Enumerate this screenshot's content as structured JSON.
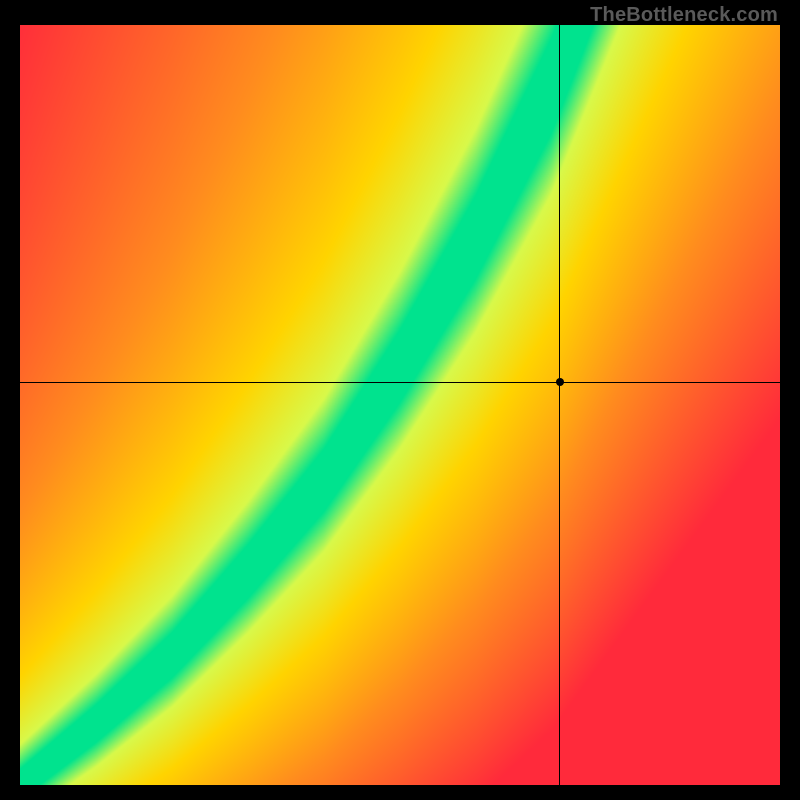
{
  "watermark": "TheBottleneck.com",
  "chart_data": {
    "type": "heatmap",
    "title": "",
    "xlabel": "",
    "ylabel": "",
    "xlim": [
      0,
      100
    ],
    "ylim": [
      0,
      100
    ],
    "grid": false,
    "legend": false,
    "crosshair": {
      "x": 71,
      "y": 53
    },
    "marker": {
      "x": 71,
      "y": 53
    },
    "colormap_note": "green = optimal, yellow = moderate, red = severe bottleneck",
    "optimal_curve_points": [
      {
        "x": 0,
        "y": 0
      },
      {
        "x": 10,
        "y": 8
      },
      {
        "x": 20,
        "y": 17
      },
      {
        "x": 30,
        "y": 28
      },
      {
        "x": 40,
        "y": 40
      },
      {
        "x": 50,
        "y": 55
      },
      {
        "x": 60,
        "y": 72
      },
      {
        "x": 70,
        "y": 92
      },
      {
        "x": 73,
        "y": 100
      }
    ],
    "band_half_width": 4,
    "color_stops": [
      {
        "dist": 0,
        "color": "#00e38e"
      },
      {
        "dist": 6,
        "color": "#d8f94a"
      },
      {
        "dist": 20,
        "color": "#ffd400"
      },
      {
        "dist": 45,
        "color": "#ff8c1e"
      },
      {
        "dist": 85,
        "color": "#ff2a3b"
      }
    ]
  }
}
========
GIVEN REQUEST: All records should be output exactly, with the pictures left out.

WRITTEN ANSWER:
Enumerate this screenshot's content as structured JSON.
{
  "watermark": "TheBottleneck.com",
  "chart_data": {
    "type": "heatmap",
    "title": "",
    "xlabel": "",
    "ylabel": "",
    "xlim": [
      0,
      100
    ],
    "ylim": [
      0,
      100
    ],
    "grid": false,
    "legend": false,
    "crosshair": {
      "x": 71,
      "y": 53
    },
    "marker": {
      "x": 71,
      "y": 53
    },
    "colormap_note": "green = optimal, yellow = moderate, red = severe bottleneck",
    "optimal_curve_points": [
      {
        "x": 0,
        "y": 0
      },
      {
        "x": 10,
        "y": 8
      },
      {
        "x": 20,
        "y": 17
      },
      {
        "x": 30,
        "y": 28
      },
      {
        "x": 40,
        "y": 40
      },
      {
        "x": 50,
        "y": 55
      },
      {
        "x": 60,
        "y": 72
      },
      {
        "x": 70,
        "y": 92
      },
      {
        "x": 73,
        "y": 100
      }
    ],
    "band_half_width": 4,
    "color_stops": [
      {
        "dist": 0,
        "color": "#00e38e"
      },
      {
        "dist": 6,
        "color": "#d8f94a"
      },
      {
        "dist": 20,
        "color": "#ffd400"
      },
      {
        "dist": 45,
        "color": "#ff8c1e"
      },
      {
        "dist": 85,
        "color": "#ff2a3b"
      }
    ]
  }
}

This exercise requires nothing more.